Quote the lines below verbatim, beginning with the line containing "staticText: 08:43 [40,20,201,97]" and continuing through the line containing "staticText: Bluetooth [740,265,869,300]", inclusive.
++++ DATA EXCERPTS
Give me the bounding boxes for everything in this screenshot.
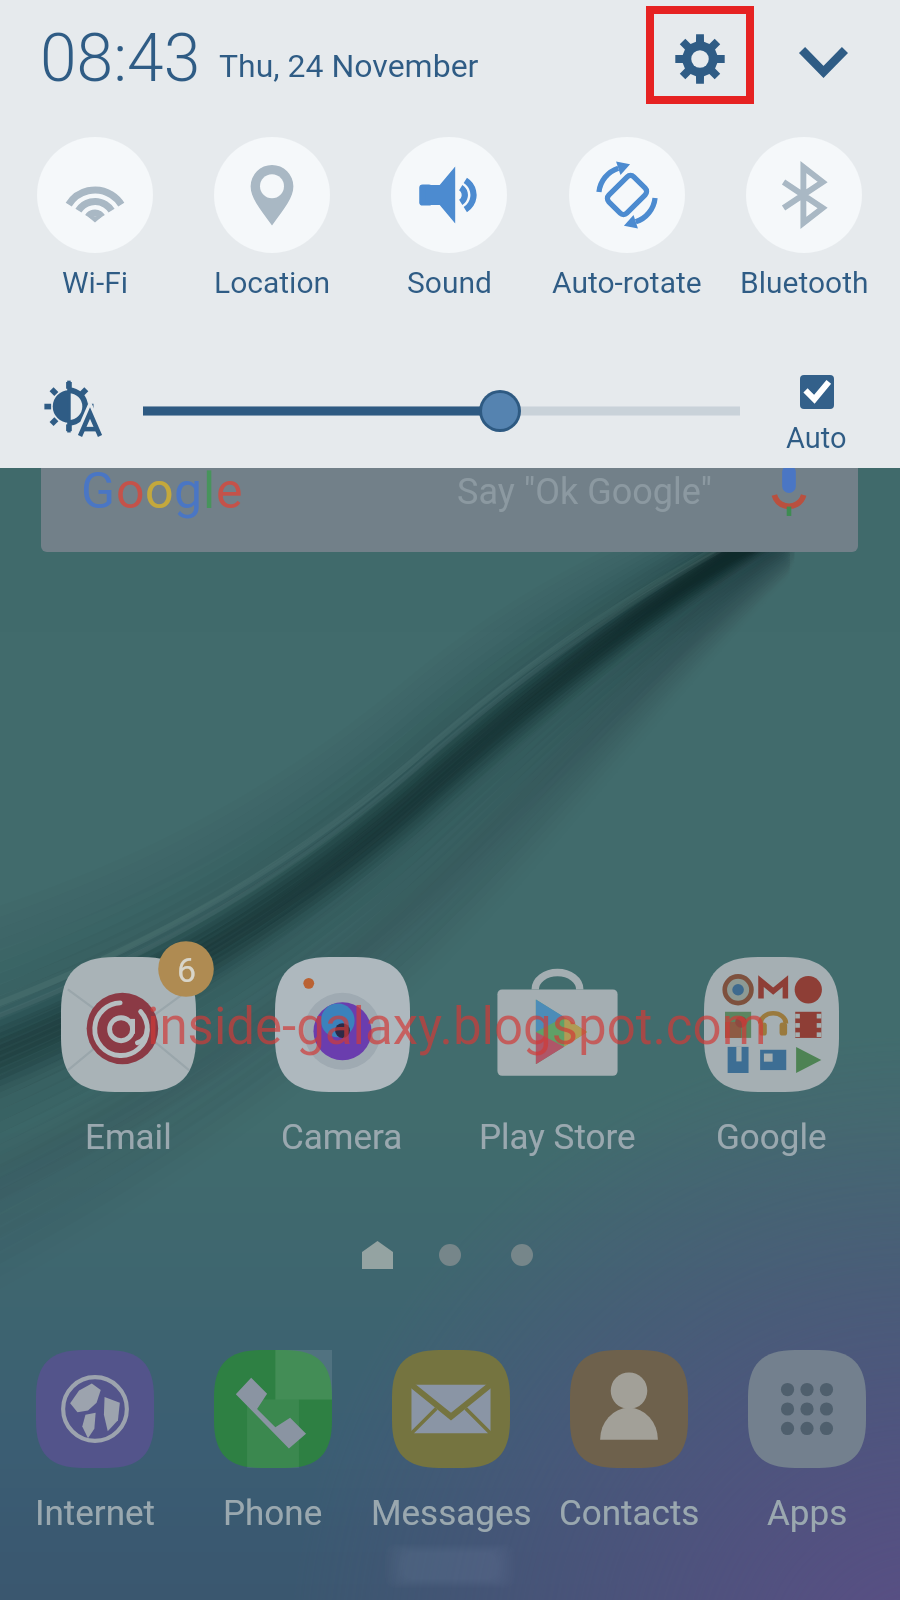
staticText: 08:43 [40,20,201,97]
other: Voice search [770,465,808,517]
button[interactable]: Phone [183,1346,363,1534]
button[interactable]: G [41,430,858,552]
button[interactable]: Messages [361,1346,541,1534]
button[interactable]: Wi-Fi [7,130,183,300]
staticText: l [203,462,216,521]
staticText: g [174,462,203,521]
staticText: G [81,462,116,521]
button[interactable]: Location [184,130,360,300]
staticText: o [116,462,145,521]
staticText: Internet [35,1493,156,1534]
button[interactable]: Auto [770,368,862,458]
staticText: Auto-rotate [552,265,702,300]
button[interactable]: Expand quick settings [789,29,857,95]
staticText: Google [716,1117,827,1158]
button[interactable]: Bluetooth [716,130,892,300]
button[interactable]: Apps [717,1346,897,1534]
staticText: 6 [177,950,197,990]
staticText: Contacts [559,1493,700,1534]
button[interactable]: Google [681,953,861,1158]
staticText: o [145,462,174,521]
staticText: Auto [786,421,847,455]
button[interactable]: Auto-rotate [539,130,715,300]
button[interactable]: Settings [650,10,750,100]
button[interactable]: Contacts [539,1346,719,1534]
button[interactable]: Camera [252,953,432,1158]
button[interactable]: Play Store [467,953,647,1158]
staticText: Location [214,265,331,300]
staticText: Email [85,1117,172,1158]
staticText: Phone [223,1493,323,1534]
staticText: Bluetooth [740,265,869,300]
button[interactable]: Brightness [133,381,750,441]
staticText: inside-galaxy.blogspot.com [147,997,767,1057]
staticText: Camera [281,1117,403,1158]
button[interactable]: Sound [361,130,537,300]
staticText: Wi-Fi [62,265,129,300]
button[interactable]: Internet [5,1346,185,1534]
button[interactable]: 6 [38,953,218,1158]
staticText: Play Store [479,1117,636,1158]
staticText: Messages [371,1493,532,1534]
staticText: Thu, 24 November [219,47,479,85]
staticText: e [216,462,243,521]
staticText: Say "Ok Google" [457,471,713,513]
staticText: Apps [767,1493,848,1534]
staticText: Sound [407,265,492,300]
++++++++
◆ FULL ANSWER ◆
staticText: 08:43 [40,20,201,97]
other: Voice search [770,465,808,517]
button[interactable]: Phone [183,1346,363,1534]
button[interactable]: G [41,430,858,552]
button[interactable]: Messages [361,1346,541,1534]
button[interactable]: Wi-Fi [7,130,183,300]
staticText: l [203,462,216,521]
staticText: g [174,462,203,521]
staticText: G [81,462,116,521]
button[interactable]: Location [184,130,360,300]
staticText: o [116,462,145,521]
staticText: Internet [35,1493,156,1534]
button[interactable]: Auto [770,368,862,458]
staticText: Auto-rotate [552,265,702,300]
button[interactable]: Expand quick settings [789,29,857,95]
staticText: Google [716,1117,827,1158]
button[interactable]: Bluetooth [716,130,892,300]
button[interactable]: Apps [717,1346,897,1534]
staticText: 6 [177,950,197,990]
staticText: Contacts [559,1493,700,1534]
button[interactable]: Google [681,953,861,1158]
staticText: o [145,462,174,521]
staticText: Auto [786,421,847,455]
button[interactable]: Auto-rotate [539,130,715,300]
button[interactable]: Settings [650,10,750,100]
button[interactable]: Contacts [539,1346,719,1534]
button[interactable]: Camera [252,953,432,1158]
button[interactable]: Play Store [467,953,647,1158]
staticText: Location [214,265,331,300]
staticText: Email [85,1117,172,1158]
staticText: Phone [223,1493,323,1534]
staticText: Bluetooth [740,265,869,300]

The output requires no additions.